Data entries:
________________________________________
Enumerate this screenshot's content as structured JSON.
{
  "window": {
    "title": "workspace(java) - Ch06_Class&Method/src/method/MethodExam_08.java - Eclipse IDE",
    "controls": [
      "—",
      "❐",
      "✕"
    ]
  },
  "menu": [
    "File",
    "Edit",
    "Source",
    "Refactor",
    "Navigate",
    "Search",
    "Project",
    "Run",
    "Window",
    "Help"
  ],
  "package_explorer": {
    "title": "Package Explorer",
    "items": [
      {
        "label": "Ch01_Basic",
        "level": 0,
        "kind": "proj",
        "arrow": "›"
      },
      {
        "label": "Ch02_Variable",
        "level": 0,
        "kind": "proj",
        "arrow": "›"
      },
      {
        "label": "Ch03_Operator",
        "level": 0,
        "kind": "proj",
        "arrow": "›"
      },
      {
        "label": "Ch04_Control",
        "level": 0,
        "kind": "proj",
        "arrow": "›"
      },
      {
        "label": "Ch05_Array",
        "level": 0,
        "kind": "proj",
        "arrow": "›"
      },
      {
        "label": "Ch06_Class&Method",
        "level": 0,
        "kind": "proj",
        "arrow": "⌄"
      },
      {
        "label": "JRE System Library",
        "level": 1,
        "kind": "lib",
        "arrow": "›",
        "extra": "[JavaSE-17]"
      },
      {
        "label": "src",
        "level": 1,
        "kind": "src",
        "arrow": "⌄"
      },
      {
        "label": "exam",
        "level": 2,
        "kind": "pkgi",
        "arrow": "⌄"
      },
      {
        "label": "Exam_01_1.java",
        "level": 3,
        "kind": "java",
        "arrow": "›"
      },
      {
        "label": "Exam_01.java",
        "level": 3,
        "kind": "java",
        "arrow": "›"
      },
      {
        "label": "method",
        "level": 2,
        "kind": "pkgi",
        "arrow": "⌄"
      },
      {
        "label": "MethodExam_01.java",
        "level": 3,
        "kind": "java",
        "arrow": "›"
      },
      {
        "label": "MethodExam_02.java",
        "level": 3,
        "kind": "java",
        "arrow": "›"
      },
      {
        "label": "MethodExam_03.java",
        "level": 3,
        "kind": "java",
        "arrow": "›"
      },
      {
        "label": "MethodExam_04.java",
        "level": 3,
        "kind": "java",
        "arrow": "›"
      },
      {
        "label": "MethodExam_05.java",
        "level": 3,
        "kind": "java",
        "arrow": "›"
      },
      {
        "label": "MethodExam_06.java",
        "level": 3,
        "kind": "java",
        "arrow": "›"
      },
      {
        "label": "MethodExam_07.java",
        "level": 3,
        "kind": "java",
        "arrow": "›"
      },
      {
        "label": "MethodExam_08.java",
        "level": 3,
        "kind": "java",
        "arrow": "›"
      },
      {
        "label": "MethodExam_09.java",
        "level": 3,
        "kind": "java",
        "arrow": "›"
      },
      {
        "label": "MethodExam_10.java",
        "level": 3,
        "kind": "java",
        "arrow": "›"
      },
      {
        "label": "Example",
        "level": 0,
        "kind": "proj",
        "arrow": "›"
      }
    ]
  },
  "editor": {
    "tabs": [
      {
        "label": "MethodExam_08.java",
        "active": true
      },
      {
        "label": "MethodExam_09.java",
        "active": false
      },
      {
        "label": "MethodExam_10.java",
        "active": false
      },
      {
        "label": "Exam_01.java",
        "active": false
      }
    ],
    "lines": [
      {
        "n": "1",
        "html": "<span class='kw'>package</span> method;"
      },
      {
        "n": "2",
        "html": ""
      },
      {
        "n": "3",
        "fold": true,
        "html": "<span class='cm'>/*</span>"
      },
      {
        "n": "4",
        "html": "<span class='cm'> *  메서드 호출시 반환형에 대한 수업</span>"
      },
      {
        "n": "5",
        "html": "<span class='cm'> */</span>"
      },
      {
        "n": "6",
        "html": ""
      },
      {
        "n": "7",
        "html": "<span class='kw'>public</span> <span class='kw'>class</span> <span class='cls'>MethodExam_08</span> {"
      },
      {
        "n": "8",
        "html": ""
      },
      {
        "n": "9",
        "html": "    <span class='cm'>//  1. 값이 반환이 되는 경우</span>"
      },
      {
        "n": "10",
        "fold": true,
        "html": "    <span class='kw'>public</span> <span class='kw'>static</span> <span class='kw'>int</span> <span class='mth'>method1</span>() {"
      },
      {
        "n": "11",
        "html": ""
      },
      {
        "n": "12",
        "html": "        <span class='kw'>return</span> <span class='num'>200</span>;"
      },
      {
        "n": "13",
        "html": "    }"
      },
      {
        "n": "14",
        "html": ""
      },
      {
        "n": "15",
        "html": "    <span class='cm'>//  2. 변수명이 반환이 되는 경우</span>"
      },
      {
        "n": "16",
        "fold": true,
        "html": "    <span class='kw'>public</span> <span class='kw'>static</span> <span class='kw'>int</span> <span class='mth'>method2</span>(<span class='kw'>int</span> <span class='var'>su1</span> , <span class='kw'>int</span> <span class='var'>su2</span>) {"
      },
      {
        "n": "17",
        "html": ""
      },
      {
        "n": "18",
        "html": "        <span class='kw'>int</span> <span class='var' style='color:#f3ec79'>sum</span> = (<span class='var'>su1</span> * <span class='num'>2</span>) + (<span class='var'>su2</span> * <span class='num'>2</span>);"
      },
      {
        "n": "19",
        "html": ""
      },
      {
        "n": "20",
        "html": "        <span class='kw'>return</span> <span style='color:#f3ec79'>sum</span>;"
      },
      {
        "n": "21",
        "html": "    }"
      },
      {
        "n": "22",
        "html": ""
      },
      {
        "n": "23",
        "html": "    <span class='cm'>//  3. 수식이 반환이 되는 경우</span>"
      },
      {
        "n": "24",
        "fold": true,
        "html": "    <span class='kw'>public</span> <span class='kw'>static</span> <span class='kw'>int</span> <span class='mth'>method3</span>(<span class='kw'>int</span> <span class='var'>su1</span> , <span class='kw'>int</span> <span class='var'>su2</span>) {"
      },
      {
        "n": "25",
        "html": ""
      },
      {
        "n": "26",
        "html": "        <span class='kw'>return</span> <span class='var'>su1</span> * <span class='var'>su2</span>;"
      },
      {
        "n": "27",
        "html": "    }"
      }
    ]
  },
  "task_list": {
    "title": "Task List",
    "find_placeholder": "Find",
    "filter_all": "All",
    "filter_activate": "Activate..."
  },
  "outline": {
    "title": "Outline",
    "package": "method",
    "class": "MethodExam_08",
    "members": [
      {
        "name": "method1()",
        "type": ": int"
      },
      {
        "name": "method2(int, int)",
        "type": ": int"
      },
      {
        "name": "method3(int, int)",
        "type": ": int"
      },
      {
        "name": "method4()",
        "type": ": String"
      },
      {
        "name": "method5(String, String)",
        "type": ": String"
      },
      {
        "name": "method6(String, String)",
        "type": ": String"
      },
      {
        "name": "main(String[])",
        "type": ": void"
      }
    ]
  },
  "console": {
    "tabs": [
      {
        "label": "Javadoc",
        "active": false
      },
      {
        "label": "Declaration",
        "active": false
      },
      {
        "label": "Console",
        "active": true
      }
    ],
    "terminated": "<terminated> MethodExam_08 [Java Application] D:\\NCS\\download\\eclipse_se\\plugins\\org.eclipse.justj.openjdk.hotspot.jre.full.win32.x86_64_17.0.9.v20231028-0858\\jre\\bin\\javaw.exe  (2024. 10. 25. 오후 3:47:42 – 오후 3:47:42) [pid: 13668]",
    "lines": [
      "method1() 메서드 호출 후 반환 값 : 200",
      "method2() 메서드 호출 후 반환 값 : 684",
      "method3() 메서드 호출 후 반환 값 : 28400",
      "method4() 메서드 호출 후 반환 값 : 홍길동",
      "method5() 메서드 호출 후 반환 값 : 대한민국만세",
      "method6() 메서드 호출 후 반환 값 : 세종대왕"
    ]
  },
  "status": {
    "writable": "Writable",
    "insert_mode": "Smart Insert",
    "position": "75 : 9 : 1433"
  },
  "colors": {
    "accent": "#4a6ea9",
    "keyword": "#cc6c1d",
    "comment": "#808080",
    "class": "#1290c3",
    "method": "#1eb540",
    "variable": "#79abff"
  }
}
________________________________________
### Work instructions
Copy out each line that contains the word "style".

### Task response
        "html": "        <span class='kw'>int</span> <span class='var' style='color:#f3ec79'>sum</span> = (<span class='var'>su1</span> * <span class='num'>2</span>) + (<span class='var'>su2</span> * <span class='num'>2</span>);"
        "html": "        <span class='kw'>return</span> <span style='color:#f3ec79'>sum</span>;"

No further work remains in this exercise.